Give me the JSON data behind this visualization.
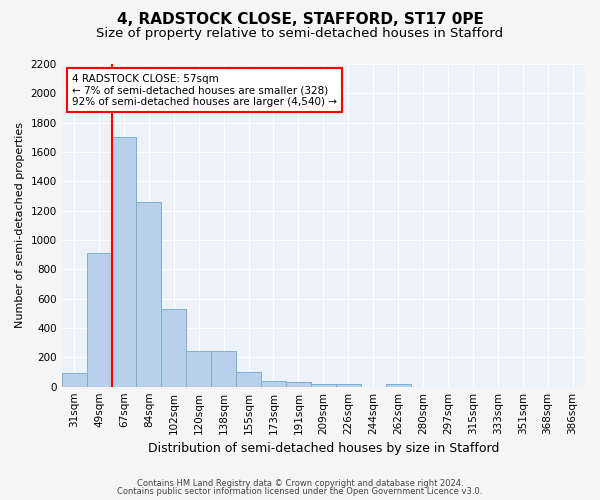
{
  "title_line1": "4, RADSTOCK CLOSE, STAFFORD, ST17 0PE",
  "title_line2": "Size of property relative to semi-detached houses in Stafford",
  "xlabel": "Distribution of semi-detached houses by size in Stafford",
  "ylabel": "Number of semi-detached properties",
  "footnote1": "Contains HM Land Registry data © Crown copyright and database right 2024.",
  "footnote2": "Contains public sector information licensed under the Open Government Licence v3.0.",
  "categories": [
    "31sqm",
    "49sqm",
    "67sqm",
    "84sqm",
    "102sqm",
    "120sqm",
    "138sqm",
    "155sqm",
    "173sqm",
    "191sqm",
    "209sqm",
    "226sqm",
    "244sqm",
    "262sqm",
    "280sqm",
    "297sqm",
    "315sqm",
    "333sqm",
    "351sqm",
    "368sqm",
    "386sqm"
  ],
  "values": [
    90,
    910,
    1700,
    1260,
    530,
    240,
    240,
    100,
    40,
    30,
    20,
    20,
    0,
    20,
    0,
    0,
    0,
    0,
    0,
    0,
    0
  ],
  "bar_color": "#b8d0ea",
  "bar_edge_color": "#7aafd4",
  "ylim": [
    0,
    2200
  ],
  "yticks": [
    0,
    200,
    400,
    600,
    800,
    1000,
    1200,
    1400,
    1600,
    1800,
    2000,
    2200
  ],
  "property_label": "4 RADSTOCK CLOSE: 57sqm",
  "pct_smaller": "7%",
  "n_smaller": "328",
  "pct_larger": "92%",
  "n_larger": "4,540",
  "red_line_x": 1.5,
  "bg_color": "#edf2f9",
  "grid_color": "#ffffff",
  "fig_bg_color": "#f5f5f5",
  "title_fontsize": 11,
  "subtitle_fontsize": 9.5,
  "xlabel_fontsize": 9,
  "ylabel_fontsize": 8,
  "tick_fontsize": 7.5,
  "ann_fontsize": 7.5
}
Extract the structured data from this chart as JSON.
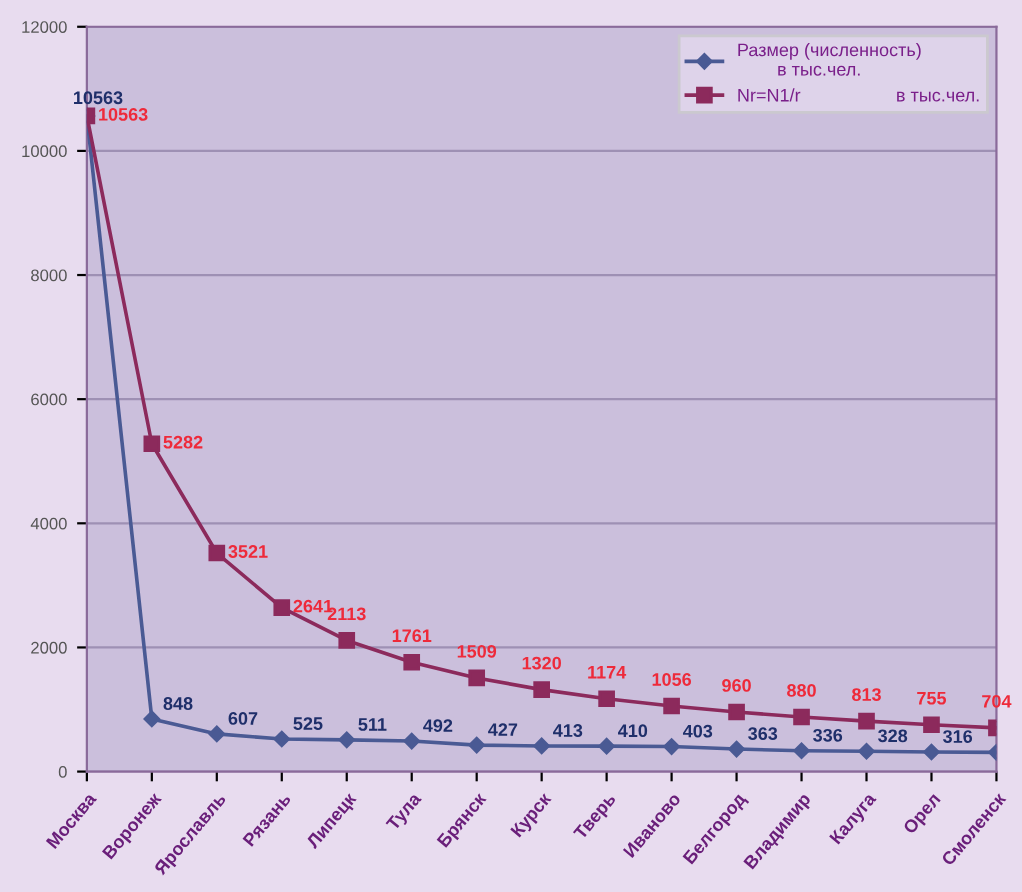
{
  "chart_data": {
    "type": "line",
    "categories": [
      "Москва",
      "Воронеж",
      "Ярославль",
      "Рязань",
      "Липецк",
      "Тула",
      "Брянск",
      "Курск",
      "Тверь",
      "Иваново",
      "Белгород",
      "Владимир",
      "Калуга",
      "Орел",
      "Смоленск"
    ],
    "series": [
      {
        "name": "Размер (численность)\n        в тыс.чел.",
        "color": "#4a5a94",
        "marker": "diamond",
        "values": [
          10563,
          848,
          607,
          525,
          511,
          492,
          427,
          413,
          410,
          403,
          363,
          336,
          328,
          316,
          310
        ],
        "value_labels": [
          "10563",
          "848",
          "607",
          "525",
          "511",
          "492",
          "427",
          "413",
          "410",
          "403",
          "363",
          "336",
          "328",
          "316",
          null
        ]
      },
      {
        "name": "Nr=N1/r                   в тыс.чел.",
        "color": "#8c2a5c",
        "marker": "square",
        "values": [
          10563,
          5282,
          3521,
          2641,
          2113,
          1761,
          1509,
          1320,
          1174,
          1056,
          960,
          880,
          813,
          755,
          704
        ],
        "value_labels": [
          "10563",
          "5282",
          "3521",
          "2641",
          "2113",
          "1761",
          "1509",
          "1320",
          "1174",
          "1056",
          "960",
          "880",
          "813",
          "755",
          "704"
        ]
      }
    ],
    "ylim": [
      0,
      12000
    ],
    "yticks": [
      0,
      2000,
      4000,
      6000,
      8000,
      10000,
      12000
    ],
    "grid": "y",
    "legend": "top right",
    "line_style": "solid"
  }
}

Aim> Find the lines above that contain the word "RADSTOCK" and collect them.

Completed task>
  "title_line1": "4, RADSTOCK CLOSE, STAFFORD, ST17 0PE",
  "property_label": "4 RADSTOCK CLOSE: 57sqm",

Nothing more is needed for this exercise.